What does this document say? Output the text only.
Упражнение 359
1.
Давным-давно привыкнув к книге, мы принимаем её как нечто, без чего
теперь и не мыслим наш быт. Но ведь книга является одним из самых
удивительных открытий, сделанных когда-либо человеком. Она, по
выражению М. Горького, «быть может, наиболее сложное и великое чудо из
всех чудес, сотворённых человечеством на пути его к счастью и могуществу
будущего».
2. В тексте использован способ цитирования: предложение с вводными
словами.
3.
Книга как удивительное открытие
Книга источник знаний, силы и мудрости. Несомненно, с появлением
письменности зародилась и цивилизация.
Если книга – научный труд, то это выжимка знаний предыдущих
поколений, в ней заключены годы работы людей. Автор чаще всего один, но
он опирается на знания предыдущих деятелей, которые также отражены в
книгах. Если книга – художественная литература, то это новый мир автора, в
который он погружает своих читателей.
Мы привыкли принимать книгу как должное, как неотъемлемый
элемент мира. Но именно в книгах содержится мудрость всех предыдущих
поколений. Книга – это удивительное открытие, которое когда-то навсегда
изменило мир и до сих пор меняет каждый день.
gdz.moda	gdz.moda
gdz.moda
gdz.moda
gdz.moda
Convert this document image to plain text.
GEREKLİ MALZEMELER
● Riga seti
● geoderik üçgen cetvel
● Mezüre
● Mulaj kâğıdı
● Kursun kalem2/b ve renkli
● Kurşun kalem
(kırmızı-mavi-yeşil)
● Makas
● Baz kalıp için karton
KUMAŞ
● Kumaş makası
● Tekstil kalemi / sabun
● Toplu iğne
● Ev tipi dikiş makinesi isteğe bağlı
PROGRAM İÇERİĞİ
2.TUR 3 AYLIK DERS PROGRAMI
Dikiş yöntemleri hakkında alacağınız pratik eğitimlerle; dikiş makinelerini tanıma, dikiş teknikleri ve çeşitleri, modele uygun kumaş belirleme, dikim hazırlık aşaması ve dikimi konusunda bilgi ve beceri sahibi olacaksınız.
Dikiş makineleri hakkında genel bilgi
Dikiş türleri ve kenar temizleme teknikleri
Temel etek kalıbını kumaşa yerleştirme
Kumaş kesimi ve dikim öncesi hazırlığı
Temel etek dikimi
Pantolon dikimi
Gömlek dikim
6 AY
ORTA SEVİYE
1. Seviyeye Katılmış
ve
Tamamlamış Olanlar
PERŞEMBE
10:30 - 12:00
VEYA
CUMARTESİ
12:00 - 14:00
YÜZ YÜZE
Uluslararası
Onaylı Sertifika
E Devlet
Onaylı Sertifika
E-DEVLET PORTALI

### TO DO
Every line above should be retyped exactly as given.

### EXPECTED ANSWER
What does this document say? Output the text only.
Упражнение 359
1.
Давным-давно привыкнув к книге, мы принимаем её как нечто, без чего
теперь и не мыслим наш быт. Но ведь книга является одним из самых
удивительных открытий, сделанных когда-либо человеком. Она, по
выражению М. Горького, «быть может, наиболее сложное и великое чудо из
всех чудес, сотворённых человечеством на пути его к счастью и могуществу
будущего».
2. В тексте использован способ цитирования: предложение с вводными
словами.
3.
Книга как удивительное открытие
Книга источник знаний, силы и мудрости. Несомненно, с появлением
письменности зародилась и цивилизация.
Если книга – научный труд, то это выжимка знаний предыдущих
поколений, в ней заключены годы работы людей. Автор чаще всего один, но
он опирается на знания предыдущих деятелей, которые также отражены в
книгах. Если книга – художественная литература, то это новый мир автора, в
который он погружает своих читателей.
Мы привыкли принимать книгу как должное, как неотъемлемый
элемент мира. Но именно в книгах содержится мудрость всех предыдущих
поколений. Книга – это удивительное открытие, которое когда-то навсегда
изменило мир и до сих пор меняет каждый день.
gdz.moda	gdz.moda
gdz.moda
gdz.moda
gdz.moda
Convert this document image to plain text.
GEREKLİ MALZEMELER
● Riga seti
● geoderik üçgen cetvel
● Mezüre
● Mulaj kâğıdı
● Kursun kalem2/b ve renkli
● Kurşun kalem
(kırmızı-mavi-yeşil)
● Makas
● Baz kalıp için karton
KUMAŞ
● Kumaş makası
● Tekstil kalemi / sabun
● Toplu iğne
● Ev tipi dikiş makinesi isteğe bağlı
PROGRAM İÇERİĞİ
2.TUR 3 AYLIK DERS PROGRAMI
Dikiş yöntemleri hakkında alacağınız pratik eğitimlerle; dikiş makinelerini tanıma, dikiş teknikleri ve çeşitleri, modele uygun kumaş belirleme, dikim hazırlık aşaması ve dikimi konusunda bilgi ve beceri sahibi olacaksınız.
Dikiş makineleri hakkında genel bilgi
Dikiş türleri ve kenar temizleme teknikleri
Temel etek kalıbını kumaşa yerleştirme
Kumaş kesimi ve dikim öncesi hazırlığı
Temel etek dikimi
Pantolon dikimi
Gömlek dikim
6 AY
ORTA SEVİYE
1. Seviyeye Katılmış
ve
Tamamlamış Olanlar
PERŞEMBE
10:30 - 12:00
VEYA
CUMARTESİ
12:00 - 14:00
YÜZ YÜZE
Uluslararası
Onaylı Sertifika
E Devlet
Onaylı Sertifika
E-DEVLET PORTALI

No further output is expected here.